1079 Roger's wife Mabel was murdered at Bures, near Troarn, on December 2 [7] [8] She was buried at Troarn on December 5. Her murderer was Hugh, "from whom she had wrested his castle on the rock of Igé" [La Roche d'Igé, canton de Bellême], thus, according to Orderic Vitalis, unjustly depriving Hugh of his inheritance. [9]

[Hugh] undertook a most audacious enterprise; for with the assistance of his three brothers, who were men of undaunted courage, he forced an entry by night into the chamber of the countess at a place called Bures on the Dive, and there, in revenge for the loss of his inheritance, cut off her head, as she lay in bed just after enjoying the pleasures of a bath.

EXTRACTED DATA:
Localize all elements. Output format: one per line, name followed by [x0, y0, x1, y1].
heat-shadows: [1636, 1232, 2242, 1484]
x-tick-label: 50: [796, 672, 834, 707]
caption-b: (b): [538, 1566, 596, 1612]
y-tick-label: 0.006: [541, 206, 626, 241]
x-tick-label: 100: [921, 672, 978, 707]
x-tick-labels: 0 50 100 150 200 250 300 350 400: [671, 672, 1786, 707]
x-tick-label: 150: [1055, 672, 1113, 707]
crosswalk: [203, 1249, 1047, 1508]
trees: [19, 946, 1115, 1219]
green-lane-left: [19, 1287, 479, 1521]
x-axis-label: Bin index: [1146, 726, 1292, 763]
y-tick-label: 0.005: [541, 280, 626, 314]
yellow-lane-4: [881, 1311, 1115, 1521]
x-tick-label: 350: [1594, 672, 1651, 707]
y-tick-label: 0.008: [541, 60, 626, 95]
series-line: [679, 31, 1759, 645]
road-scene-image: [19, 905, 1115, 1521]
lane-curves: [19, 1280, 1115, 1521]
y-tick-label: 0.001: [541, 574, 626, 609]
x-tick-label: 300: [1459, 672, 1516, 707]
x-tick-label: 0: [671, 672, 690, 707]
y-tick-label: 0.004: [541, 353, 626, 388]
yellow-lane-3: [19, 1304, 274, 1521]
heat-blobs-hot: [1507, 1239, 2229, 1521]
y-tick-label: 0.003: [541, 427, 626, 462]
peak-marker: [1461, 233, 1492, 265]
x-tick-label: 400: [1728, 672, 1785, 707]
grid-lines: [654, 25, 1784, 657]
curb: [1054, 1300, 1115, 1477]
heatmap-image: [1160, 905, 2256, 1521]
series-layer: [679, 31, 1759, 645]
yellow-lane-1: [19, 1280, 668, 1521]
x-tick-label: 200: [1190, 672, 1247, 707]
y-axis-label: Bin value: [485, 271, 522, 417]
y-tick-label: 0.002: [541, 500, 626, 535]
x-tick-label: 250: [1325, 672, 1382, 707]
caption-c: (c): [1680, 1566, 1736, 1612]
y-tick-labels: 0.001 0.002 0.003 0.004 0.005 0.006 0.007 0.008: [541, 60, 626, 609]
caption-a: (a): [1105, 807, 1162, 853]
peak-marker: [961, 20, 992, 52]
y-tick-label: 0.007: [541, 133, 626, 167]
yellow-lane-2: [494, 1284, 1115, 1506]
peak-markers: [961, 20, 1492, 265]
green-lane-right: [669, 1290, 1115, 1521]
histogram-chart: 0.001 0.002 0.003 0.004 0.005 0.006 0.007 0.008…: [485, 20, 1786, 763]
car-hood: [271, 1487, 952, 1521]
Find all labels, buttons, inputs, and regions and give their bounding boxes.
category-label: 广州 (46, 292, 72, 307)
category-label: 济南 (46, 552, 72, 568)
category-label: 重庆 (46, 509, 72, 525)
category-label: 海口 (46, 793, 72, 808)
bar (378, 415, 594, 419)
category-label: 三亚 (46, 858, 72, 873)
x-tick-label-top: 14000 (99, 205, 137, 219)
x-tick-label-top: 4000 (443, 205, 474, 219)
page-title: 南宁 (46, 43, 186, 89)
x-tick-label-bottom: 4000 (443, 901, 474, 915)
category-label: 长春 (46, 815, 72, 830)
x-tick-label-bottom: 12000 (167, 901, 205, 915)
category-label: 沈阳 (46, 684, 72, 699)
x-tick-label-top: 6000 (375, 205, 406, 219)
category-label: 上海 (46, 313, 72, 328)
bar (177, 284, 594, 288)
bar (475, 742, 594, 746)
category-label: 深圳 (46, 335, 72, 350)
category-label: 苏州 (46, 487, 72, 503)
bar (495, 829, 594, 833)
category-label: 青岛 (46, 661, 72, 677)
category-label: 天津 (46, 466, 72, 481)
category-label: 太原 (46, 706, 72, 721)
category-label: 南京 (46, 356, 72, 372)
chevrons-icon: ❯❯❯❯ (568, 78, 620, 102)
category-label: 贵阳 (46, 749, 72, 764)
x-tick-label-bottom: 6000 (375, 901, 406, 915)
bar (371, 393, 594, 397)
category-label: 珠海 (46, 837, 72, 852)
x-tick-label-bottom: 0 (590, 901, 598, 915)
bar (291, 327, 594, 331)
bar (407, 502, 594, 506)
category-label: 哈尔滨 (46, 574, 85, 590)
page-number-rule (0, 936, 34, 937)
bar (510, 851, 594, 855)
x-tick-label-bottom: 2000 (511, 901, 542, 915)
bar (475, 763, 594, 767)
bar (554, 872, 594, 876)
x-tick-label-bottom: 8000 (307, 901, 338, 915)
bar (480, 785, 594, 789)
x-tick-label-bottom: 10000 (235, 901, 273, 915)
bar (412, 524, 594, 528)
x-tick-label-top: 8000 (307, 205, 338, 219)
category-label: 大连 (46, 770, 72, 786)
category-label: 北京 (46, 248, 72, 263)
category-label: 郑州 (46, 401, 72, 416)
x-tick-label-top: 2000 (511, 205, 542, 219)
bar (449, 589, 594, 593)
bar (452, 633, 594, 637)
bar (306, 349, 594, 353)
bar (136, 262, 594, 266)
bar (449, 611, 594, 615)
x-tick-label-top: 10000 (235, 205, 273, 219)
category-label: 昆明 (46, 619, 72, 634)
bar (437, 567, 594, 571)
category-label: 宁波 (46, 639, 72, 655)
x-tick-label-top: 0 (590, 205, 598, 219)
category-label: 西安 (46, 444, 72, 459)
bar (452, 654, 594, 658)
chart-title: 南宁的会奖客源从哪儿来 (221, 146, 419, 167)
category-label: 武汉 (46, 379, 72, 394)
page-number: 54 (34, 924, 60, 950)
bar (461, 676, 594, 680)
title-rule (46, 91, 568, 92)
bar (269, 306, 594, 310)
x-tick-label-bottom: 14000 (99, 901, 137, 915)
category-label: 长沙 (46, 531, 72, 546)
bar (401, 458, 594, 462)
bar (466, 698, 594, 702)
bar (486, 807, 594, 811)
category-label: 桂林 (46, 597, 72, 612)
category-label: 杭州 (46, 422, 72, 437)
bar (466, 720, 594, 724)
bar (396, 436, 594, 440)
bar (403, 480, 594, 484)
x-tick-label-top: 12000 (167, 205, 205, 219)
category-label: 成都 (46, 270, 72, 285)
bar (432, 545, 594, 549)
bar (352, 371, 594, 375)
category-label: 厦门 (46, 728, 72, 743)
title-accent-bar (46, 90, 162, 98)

THINGS TO DO:
1/ Reproduce the passage about Mabel's murder, starting at "1079 Roger's wife" and ending at "pleasures of a bath.".
2/ Write what comes next in the passage about Mabel's murder, picking up after its final sentence.

EXPECTED RESPONSES:
1/
1079 Roger's wife Mabel was murdered at Bures, near Troarn, on December 2 [7] [8] She was buried at Troarn on December 5. Her murderer was Hugh, "from whom she had wrested his castle on the rock of Igé" [La Roche d'Igé, canton de Bellême], thus, according to Orderic Vitalis, unjustly depriving Hugh of his inheritance. [9]

[Hugh] undertook a most audacious enterprise; for with the assistance of his three brothers, who were men of undaunted courage, he forced an entry by night into the chamber of the countess at a place called Bures on the Dive, and there, in revenge for the loss of his inheritance, cut off her head, as she lay in bed just after enjoying the pleasures of a bath.

2/
Concerning Roger de Montgomery, Orderic Vitalis states, [10]

After the murder of Mabel, count Roger married a second wife, Adeliza, daughter of Everard du Puiset, one of the highest of the French nobility. The earl had by his first wife five sons and four daughters, whose names are as follows: Robert de Belesme, Hugh de Montgomery, Roger the Poitevin, Philip, and Arnold: Emma, a nun and abbess of Almenesches, the countess Matilda, wife of Robert, earl of Morton, Mabel, wife of Hugh de Chateauneuf, and Sybil, wife of Robert Fitz-Hamon. By his second wife he had only one son whose name is Everard, and who being brought up to learning, became attached to the courts of William and Henry, kings of England, as one of the royal chaplains. The successor to the former countess was of quite a different character for she was remarkable for her good sense and piety, and frequently used her influence with her husband to befriend the monks and protect the poor.

1094 Roger de Montgomery died on July 27 at Shrewsbury "and having been clothed as a monk three days before his death was buried there in the abbey which he had founded." [11]

Keats-Rohans lists Roger of Montgomery as "Roger Comes" and states that he was the "son of Roger I of Montgomery, a kinsman, friend and trusted companion of his contemporary William I, who he supported during his minority." [12]


Footnotes:

[1] George E. Cokayne and Geoffrey H White, ed., The Complete Peerage, rev., Vol. 11, Rickerton to Sisonby (London: St Catherine Press, 1949), 683.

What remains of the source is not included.